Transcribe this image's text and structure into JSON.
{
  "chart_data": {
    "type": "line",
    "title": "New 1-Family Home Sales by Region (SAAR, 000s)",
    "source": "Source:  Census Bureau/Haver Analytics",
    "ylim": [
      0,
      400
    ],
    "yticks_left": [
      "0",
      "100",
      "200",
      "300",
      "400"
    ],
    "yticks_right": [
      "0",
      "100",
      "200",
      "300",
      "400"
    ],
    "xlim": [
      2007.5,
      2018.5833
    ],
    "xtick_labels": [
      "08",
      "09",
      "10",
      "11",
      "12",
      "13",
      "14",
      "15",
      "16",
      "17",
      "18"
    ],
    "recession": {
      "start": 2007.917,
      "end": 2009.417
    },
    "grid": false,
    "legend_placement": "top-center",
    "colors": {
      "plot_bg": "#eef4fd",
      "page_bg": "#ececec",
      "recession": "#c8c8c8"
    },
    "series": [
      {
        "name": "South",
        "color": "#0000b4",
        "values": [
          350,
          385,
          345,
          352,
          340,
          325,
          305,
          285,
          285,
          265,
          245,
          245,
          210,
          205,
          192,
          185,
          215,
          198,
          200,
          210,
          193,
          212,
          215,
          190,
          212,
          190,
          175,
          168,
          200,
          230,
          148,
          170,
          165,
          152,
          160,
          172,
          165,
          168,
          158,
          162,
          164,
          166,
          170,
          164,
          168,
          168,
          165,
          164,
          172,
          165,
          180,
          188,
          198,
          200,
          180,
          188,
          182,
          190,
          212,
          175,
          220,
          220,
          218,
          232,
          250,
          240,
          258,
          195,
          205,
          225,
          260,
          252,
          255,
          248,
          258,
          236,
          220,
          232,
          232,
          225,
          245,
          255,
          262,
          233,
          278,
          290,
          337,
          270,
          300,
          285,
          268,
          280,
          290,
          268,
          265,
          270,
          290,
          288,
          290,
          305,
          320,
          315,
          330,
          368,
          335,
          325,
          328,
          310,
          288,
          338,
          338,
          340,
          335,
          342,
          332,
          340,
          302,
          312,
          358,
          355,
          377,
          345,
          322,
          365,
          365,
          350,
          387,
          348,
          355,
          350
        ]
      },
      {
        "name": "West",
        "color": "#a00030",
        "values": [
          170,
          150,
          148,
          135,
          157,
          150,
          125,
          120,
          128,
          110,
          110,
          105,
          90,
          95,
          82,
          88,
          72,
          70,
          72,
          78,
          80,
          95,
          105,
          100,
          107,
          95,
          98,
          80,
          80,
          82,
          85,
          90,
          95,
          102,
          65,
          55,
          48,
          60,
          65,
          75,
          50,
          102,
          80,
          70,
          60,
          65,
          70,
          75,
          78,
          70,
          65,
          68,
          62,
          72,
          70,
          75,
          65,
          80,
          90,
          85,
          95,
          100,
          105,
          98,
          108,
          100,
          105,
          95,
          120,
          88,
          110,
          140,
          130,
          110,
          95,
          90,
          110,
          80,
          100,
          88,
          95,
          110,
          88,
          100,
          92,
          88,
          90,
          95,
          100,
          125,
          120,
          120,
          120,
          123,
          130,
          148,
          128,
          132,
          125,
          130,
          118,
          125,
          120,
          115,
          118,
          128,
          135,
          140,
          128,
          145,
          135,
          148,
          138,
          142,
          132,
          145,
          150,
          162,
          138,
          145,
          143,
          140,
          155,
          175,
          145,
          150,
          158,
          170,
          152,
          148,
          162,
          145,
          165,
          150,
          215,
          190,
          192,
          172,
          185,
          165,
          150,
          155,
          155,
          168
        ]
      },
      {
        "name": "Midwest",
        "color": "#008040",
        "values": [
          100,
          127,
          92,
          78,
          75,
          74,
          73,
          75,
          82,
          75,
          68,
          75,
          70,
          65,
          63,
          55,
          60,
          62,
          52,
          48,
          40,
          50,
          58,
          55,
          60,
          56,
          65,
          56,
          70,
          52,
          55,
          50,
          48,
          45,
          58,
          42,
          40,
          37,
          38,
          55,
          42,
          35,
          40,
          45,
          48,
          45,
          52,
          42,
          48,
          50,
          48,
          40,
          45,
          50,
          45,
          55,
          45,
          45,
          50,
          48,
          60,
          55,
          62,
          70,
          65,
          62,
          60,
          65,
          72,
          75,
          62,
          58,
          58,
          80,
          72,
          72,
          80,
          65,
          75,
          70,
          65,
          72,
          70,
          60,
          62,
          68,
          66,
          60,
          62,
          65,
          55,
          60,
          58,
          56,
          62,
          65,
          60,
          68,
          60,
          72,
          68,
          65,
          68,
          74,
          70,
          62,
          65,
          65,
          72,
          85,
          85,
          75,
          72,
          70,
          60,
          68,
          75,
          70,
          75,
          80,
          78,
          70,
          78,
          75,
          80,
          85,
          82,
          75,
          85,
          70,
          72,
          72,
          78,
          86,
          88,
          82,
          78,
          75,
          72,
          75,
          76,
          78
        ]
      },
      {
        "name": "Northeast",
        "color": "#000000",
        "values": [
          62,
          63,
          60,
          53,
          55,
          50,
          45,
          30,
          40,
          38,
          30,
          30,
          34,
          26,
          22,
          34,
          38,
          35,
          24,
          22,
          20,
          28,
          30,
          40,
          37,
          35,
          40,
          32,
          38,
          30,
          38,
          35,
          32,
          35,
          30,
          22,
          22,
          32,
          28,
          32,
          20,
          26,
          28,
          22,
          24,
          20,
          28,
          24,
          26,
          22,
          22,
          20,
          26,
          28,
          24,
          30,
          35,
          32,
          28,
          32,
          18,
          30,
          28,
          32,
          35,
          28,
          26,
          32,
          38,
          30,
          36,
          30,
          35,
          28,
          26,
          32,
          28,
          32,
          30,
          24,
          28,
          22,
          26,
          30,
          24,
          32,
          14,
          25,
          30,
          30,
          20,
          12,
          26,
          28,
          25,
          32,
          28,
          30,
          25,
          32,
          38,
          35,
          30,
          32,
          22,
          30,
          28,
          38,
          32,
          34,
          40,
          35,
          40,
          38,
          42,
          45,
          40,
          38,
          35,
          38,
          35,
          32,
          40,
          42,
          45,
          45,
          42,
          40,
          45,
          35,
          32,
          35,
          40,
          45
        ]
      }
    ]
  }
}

---

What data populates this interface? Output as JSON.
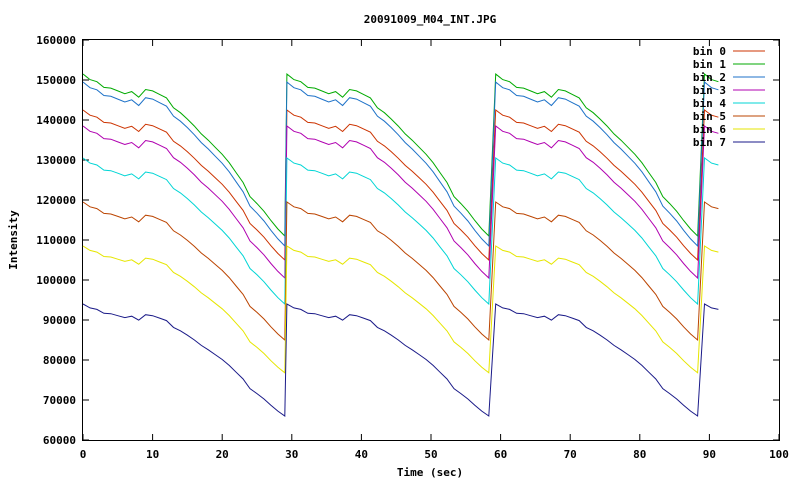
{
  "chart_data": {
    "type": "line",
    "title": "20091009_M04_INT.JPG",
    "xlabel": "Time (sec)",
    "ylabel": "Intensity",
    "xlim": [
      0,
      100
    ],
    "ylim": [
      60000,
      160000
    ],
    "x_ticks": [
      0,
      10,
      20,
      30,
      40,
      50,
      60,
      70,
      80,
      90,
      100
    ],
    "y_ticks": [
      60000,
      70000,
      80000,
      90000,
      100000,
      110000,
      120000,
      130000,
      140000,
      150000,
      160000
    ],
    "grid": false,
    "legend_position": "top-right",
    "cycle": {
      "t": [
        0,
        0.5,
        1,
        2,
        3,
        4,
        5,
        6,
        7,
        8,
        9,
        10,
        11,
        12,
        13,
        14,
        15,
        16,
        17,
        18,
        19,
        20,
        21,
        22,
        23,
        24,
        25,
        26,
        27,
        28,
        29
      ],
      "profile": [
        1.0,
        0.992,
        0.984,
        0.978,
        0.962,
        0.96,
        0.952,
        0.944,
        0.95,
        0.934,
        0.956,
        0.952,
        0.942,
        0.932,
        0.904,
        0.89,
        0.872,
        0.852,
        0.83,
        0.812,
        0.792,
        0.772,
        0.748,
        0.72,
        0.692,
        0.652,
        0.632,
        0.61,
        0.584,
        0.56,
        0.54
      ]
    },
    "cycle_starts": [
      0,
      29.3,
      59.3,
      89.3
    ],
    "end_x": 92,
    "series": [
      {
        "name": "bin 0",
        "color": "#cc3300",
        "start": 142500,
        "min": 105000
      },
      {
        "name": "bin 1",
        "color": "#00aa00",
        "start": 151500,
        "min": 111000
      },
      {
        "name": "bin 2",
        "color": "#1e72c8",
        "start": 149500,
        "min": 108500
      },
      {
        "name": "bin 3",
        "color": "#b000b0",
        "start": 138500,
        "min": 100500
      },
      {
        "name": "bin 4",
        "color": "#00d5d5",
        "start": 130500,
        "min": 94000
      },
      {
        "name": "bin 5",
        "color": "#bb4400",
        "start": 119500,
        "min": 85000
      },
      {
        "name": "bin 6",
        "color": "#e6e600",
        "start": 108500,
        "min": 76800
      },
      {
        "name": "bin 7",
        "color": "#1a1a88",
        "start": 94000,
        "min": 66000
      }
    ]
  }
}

...

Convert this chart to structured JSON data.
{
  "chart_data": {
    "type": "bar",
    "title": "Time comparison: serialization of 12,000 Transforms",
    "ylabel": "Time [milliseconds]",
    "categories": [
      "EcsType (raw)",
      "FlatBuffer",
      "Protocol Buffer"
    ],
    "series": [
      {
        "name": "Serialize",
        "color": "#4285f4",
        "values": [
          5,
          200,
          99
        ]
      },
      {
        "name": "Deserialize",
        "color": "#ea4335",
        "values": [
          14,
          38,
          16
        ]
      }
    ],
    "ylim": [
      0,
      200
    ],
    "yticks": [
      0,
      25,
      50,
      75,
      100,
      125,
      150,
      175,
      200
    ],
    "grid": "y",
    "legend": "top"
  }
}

Exercise description: Scan the material above for the string "ylabel" and return the lines that hold it.

Exercise output:
    "ylabel": "Intensity",
    "ylabel": "Time [milliseconds]",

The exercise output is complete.